Exercise task:
Copy out the data exactly, leaving the pictures behind.

* begin Data for processing *

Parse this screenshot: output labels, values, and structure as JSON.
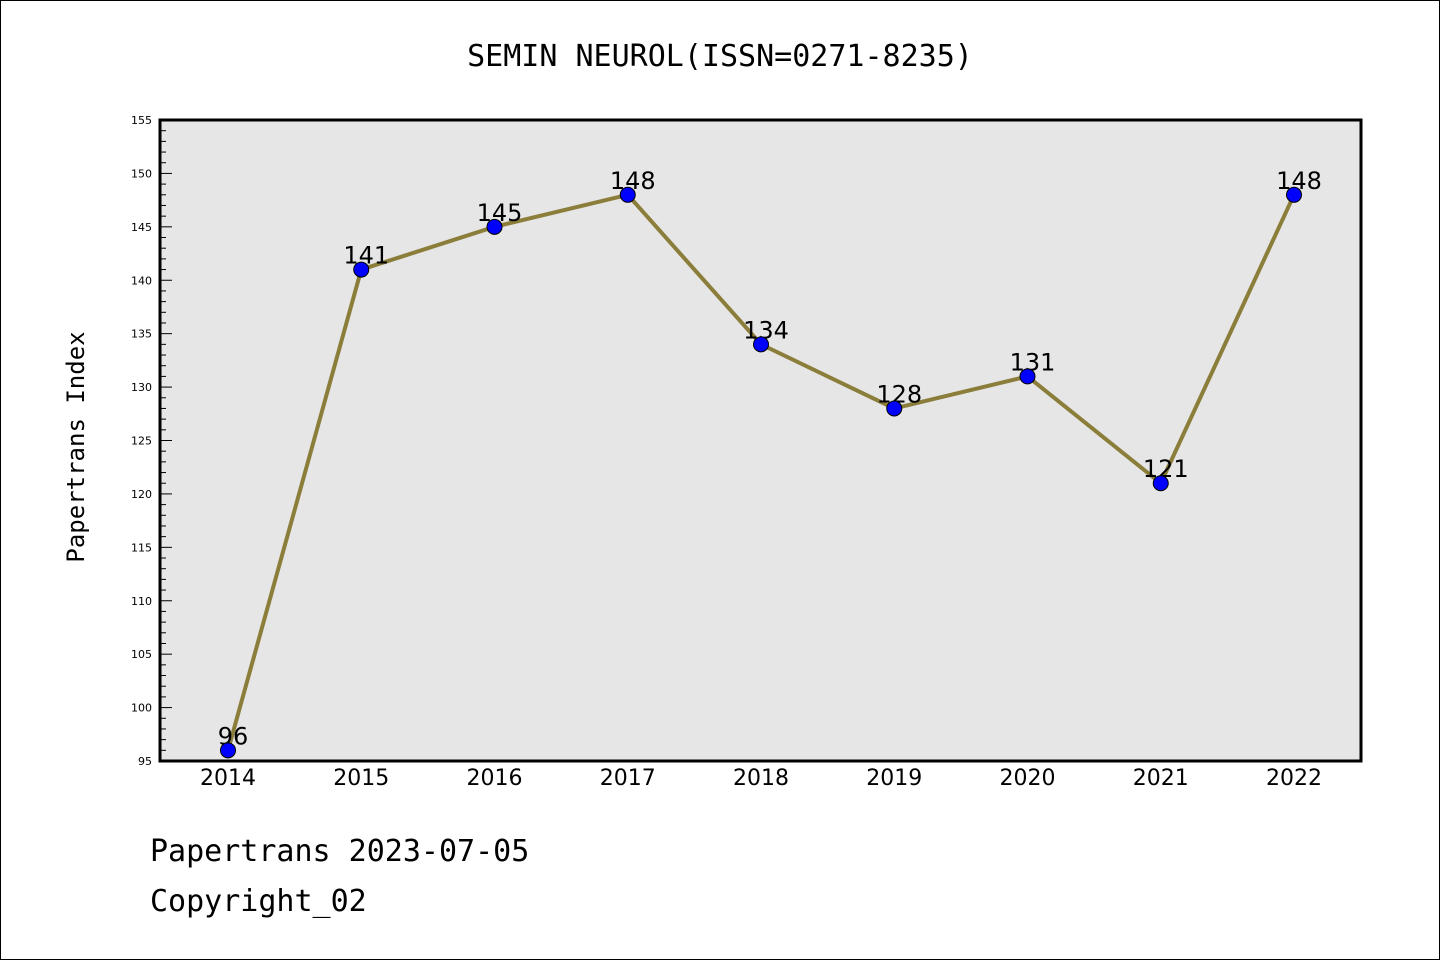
{
  "chart_data": {
    "type": "line",
    "title": "SEMIN NEUROL(ISSN=0271-8235)",
    "ylabel": "Papertrans Index",
    "xlabel": "",
    "categories": [
      "2014",
      "2015",
      "2016",
      "2017",
      "2018",
      "2019",
      "2020",
      "2021",
      "2022"
    ],
    "values": [
      96,
      141,
      145,
      148,
      134,
      128,
      131,
      121,
      148
    ],
    "data_labels": [
      "96",
      "141",
      "145",
      "148",
      "134",
      "128",
      "131",
      "121",
      "148"
    ],
    "ylim": [
      95,
      155
    ],
    "yticks": [
      "95",
      "100",
      "105",
      "110",
      "115",
      "120",
      "125",
      "130",
      "135",
      "140",
      "145",
      "150",
      "155"
    ],
    "grid": false,
    "line_color": "#8b7d3a",
    "marker_color": "#0000ff",
    "plot_background": "#e6e6e6"
  },
  "footer": {
    "line1": "Papertrans 2023-07-05",
    "line2": "Copyright_02"
  }
}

* end Data for processing *

The reply:
Parse this screenshot: output labels, values, and structure as JSON.
{
  "chart_data": {
    "type": "line",
    "title": "SEMIN NEUROL(ISSN=0271-8235)",
    "ylabel": "Papertrans Index",
    "xlabel": "",
    "categories": [
      "2014",
      "2015",
      "2016",
      "2017",
      "2018",
      "2019",
      "2020",
      "2021",
      "2022"
    ],
    "values": [
      96,
      141,
      145,
      148,
      134,
      128,
      131,
      121,
      148
    ],
    "data_labels": [
      "96",
      "141",
      "145",
      "148",
      "134",
      "128",
      "131",
      "121",
      "148"
    ],
    "ylim": [
      95,
      155
    ],
    "yticks": [
      "95",
      "100",
      "105",
      "110",
      "115",
      "120",
      "125",
      "130",
      "135",
      "140",
      "145",
      "150",
      "155"
    ],
    "grid": false,
    "line_color": "#8b7d3a",
    "marker_color": "#0000ff",
    "plot_background": "#e6e6e6"
  },
  "footer": {
    "line1": "Papertrans 2023-07-05",
    "line2": "Copyright_02"
  }
}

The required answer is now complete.